-- BEGIN --

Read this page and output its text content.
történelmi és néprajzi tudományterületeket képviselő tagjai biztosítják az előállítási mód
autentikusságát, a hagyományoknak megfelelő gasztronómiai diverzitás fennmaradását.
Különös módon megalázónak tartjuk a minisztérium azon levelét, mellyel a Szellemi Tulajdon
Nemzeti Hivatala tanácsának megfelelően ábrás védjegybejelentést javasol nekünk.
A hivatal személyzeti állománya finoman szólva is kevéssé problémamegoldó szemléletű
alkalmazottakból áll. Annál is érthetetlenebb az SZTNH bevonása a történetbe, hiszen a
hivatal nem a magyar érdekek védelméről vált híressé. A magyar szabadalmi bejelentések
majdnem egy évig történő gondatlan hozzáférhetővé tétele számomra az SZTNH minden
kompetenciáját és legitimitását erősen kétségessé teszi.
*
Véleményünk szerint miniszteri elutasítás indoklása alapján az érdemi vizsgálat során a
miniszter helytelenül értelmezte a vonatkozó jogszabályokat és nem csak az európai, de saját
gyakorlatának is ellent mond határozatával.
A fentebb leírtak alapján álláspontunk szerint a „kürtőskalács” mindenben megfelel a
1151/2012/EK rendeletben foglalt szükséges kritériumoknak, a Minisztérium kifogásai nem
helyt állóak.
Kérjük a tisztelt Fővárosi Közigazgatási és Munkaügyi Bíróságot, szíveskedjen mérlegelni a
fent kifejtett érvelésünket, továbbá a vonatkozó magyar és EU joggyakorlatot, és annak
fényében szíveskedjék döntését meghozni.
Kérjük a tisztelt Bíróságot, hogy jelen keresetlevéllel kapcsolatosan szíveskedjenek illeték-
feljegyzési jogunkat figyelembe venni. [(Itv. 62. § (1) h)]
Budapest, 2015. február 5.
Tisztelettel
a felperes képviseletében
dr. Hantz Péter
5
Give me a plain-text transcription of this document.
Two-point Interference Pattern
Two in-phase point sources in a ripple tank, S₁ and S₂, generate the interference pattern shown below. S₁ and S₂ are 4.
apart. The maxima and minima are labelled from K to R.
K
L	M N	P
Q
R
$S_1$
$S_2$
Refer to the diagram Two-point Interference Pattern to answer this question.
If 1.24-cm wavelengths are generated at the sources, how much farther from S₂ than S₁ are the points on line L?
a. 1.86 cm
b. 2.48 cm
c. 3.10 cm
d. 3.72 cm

-- END --

Your task is to reproduce all of the records exactly.

Read this page and output its text content.
történelmi és néprajzi tudományterületeket képviselő tagjai biztosítják az előállítási mód
autentikusságát, a hagyományoknak megfelelő gasztronómiai diverzitás fennmaradását.
Különös módon megalázónak tartjuk a minisztérium azon levelét, mellyel a Szellemi Tulajdon
Nemzeti Hivatala tanácsának megfelelően ábrás védjegybejelentést javasol nekünk.
A hivatal személyzeti állománya finoman szólva is kevéssé problémamegoldó szemléletű
alkalmazottakból áll. Annál is érthetetlenebb az SZTNH bevonása a történetbe, hiszen a
hivatal nem a magyar érdekek védelméről vált híressé. A magyar szabadalmi bejelentések
majdnem egy évig történő gondatlan hozzáférhetővé tétele számomra az SZTNH minden
kompetenciáját és legitimitását erősen kétségessé teszi.
*
Véleményünk szerint miniszteri elutasítás indoklása alapján az érdemi vizsgálat során a
miniszter helytelenül értelmezte a vonatkozó jogszabályokat és nem csak az európai, de saját
gyakorlatának is ellent mond határozatával.
A fentebb leírtak alapján álláspontunk szerint a „kürtőskalács” mindenben megfelel a
1151/2012/EK rendeletben foglalt szükséges kritériumoknak, a Minisztérium kifogásai nem
helyt állóak.
Kérjük a tisztelt Fővárosi Közigazgatási és Munkaügyi Bíróságot, szíveskedjen mérlegelni a
fent kifejtett érvelésünket, továbbá a vonatkozó magyar és EU joggyakorlatot, és annak
fényében szíveskedjék döntését meghozni.
Kérjük a tisztelt Bíróságot, hogy jelen keresetlevéllel kapcsolatosan szíveskedjenek illeték-
feljegyzési jogunkat figyelembe venni. [(Itv. 62. § (1) h)]
Budapest, 2015. február 5.
Tisztelettel
a felperes képviseletében
dr. Hantz Péter
5
Give me a plain-text transcription of this document.
Two-point Interference Pattern
Two in-phase point sources in a ripple tank, S₁ and S₂, generate the interference pattern shown below. S₁ and S₂ are 4.
apart. The maxima and minima are labelled from K to R.
K
L	M N	P
Q
R
$S_1$
$S_2$
Refer to the diagram Two-point Interference Pattern to answer this question.
If 1.24-cm wavelengths are generated at the sources, how much farther from S₂ than S₁ are the points on line L?
a. 1.86 cm
b. 2.48 cm
c. 3.10 cm
d. 3.72 cm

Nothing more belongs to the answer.